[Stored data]
▼

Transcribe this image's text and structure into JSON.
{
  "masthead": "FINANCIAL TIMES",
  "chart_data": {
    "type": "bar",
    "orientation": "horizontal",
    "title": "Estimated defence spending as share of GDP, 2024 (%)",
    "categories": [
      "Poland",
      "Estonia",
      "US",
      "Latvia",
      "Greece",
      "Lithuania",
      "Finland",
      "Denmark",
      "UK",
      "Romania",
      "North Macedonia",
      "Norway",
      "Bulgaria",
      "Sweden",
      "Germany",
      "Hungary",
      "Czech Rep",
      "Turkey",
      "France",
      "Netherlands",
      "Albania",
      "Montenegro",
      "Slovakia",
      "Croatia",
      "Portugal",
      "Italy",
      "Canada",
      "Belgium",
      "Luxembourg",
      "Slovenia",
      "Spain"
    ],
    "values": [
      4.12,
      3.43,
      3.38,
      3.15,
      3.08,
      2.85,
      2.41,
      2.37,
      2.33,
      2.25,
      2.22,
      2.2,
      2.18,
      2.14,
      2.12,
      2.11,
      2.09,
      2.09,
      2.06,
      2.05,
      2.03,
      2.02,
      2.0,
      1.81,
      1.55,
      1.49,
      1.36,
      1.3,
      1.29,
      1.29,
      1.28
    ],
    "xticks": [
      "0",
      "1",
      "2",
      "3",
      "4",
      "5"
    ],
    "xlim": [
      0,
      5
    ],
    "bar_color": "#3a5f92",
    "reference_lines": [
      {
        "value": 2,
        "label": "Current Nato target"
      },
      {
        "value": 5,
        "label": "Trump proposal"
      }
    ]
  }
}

▲

### To do
Copy all lines from the material that contain "label".

### In response
        "label": "Current Nato target"
        "label": "Trump proposal"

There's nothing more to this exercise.